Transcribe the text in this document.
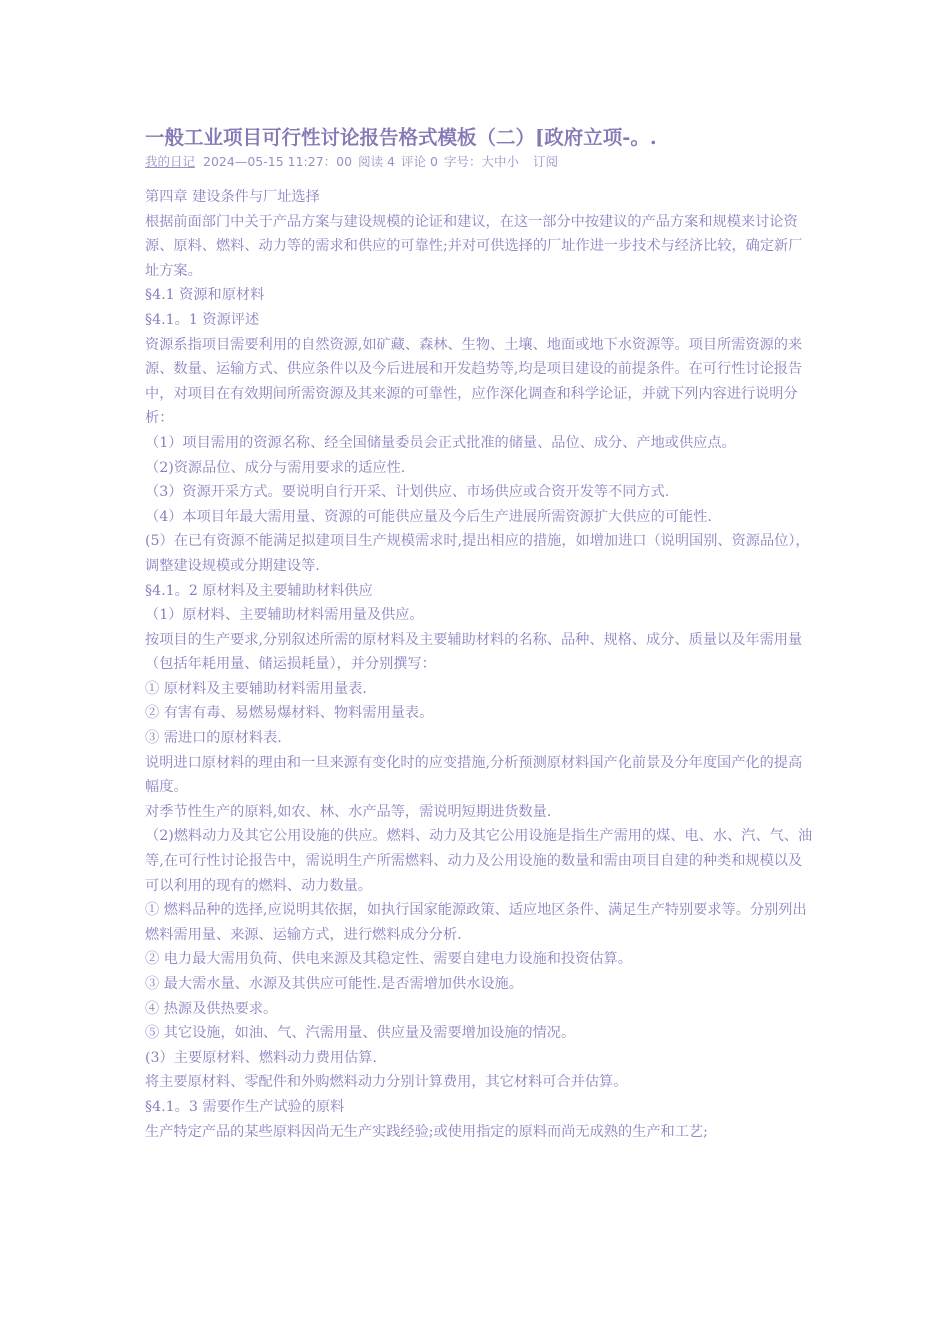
一般工业项目可行性讨论报告格式模板（二）[政府立项-。.
我的日记 2024—05-15 11:27：00 阅读 4 评论 0 字号：大中小 订阅

第四章 建设条件与厂址选择

根据前面部门中关于产品方案与建设规模的论证和建议，在这一部分中按建议的产品方案和规模来讨论资源、原料、燃料、动力等的需求和供应的可靠性;并对可供选择的厂址作进一步技术与经济比较，确定新厂址方案。

§4.1 资源和原材料

§4.1。1 资源评述

资源系指项目需要利用的自然资源,如矿藏、森林、生物、土壤、地面或地下水资源等。项目所需资源的来源、数量、运输方式、供应条件以及今后进展和开发趋势等,均是项目建设的前提条件。在可行性讨论报告中，对项目在有效期间所需资源及其来源的可靠性，应作深化调查和科学论证，并就下列内容进行说明分析：

（1）项目需用的资源名称、经全国储量委员会正式批准的储量、品位、成分、产地或供应点。

（2)资源品位、成分与需用要求的适应性.

（3）资源开采方式。要说明自行开采、计划供应、市场供应或合资开发等不同方式.

（4）本项目年最大需用量、资源的可能供应量及今后生产进展所需资源扩大供应的可能性.

(5）在已有资源不能满足拟建项目生产规模需求时,提出相应的措施，如增加进口（说明国别、资源品位），调整建设规模或分期建设等.

§4.1。2 原材料及主要辅助材料供应

（1）原材料、主要辅助材料需用量及供应。

按项目的生产要求,分别叙述所需的原材料及主要辅助材料的名称、品种、规格、成分、质量以及年需用量（包括年耗用量、储运损耗量），并分别撰写：

① 原材料及主要辅助材料需用量表.

② 有害有毒、易燃易爆材料、物料需用量表。

③ 需进口的原材料表.

说明进口原材料的理由和一旦来源有变化时的应变措施,分析预测原材料国产化前景及分年度国产化的提高幅度。

对季节性生产的原料,如农、林、水产品等，需说明短期进货数量.

（2)燃料动力及其它公用设施的供应。燃料、动力及其它公用设施是指生产需用的煤、电、水、汽、气、油等,在可行性讨论报告中，需说明生产所需燃料、动力及公用设施的数量和需由项目自建的种类和规模以及可以利用的现有的燃料、动力数量。

① 燃料品种的选择,应说明其依据，如执行国家能源政策、适应地区条件、满足生产特别要求等。分别列出燃料需用量、来源、运输方式，进行燃料成分分析.

② 电力最大需用负荷、供电来源及其稳定性、需要自建电力设施和投资估算。

③ 最大需水量、水源及其供应可能性.是否需增加供水设施。

④ 热源及供热要求。

⑤ 其它设施，如油、气、汽需用量、供应量及需要增加设施的情况。

(3）主要原材料、燃料动力费用估算.

将主要原材料、零配件和外购燃料动力分别计算费用，其它材料可合并估算。

§4.1。3 需要作生产试验的原料

生产特定产品的某些原料因尚无生产实践经验;或使用指定的原料而尚无成熟的生产和工艺;
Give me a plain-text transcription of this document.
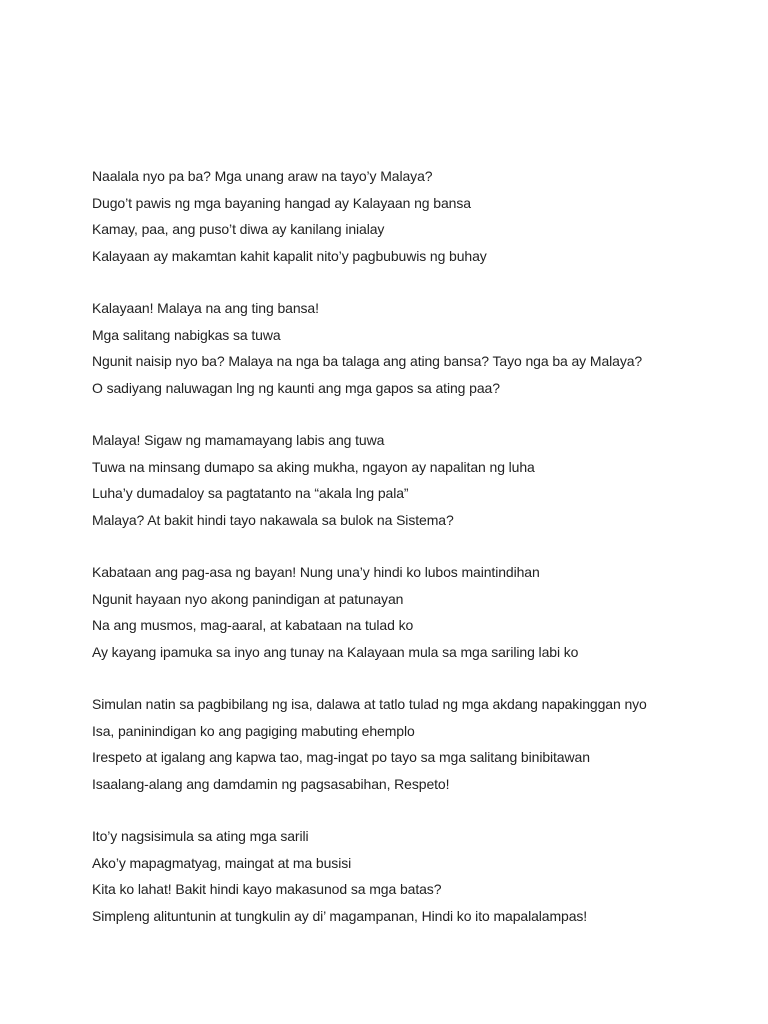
Naalala nyo pa ba? Mga unang araw na tayo’y Malaya?
Dugo’t pawis ng mga bayaning hangad ay Kalayaan ng bansa
Kamay, paa, ang puso’t diwa ay kanilang inialay
Kalayaan ay makamtan kahit kapalit nito’y pagbubuwis ng buhay
Kalayaan! Malaya na ang ting bansa!
Mga salitang nabigkas sa tuwa
Ngunit naisip nyo ba? Malaya na nga ba talaga ang ating bansa? Tayo nga ba ay Malaya?
O sadiyang naluwagan lng ng kaunti ang mga gapos sa ating paa?
Malaya! Sigaw ng mamamayang labis ang tuwa
Tuwa na minsang dumapo sa aking mukha, ngayon ay napalitan ng luha
Luha’y dumadaloy sa pagtatanto na “akala lng pala”
Malaya? At bakit hindi tayo nakawala sa bulok na Sistema?
Kabataan ang pag-asa ng bayan! Nung una’y hindi ko lubos maintindihan
Ngunit hayaan nyo akong panindigan at patunayan
Na ang musmos, mag-aaral, at kabataan na tulad ko
Ay kayang ipamuka sa inyo ang tunay na Kalayaan mula sa mga sariling labi ko
Simulan natin sa pagbibilang ng isa, dalawa at tatlo tulad ng mga akdang napakinggan nyo
Isa, paninindigan ko ang pagiging mabuting ehemplo
Irespeto at igalang ang kapwa tao, mag-ingat po tayo sa mga salitang binibitawan
Isaalang-alang ang damdamin ng pagsasabihan, Respeto!
Ito’y nagsisimula sa ating mga sarili
Ako’y mapagmatyag, maingat at ma busisi
Kita ko lahat! Bakit hindi kayo makasunod sa mga batas?
Simpleng alituntunin at tungkulin ay di’ magampanan, Hindi ko ito mapalalampas!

DIRECTIVE: Report only how many lines of the listing hold the word "tulad".

TASK SOLUTION: 2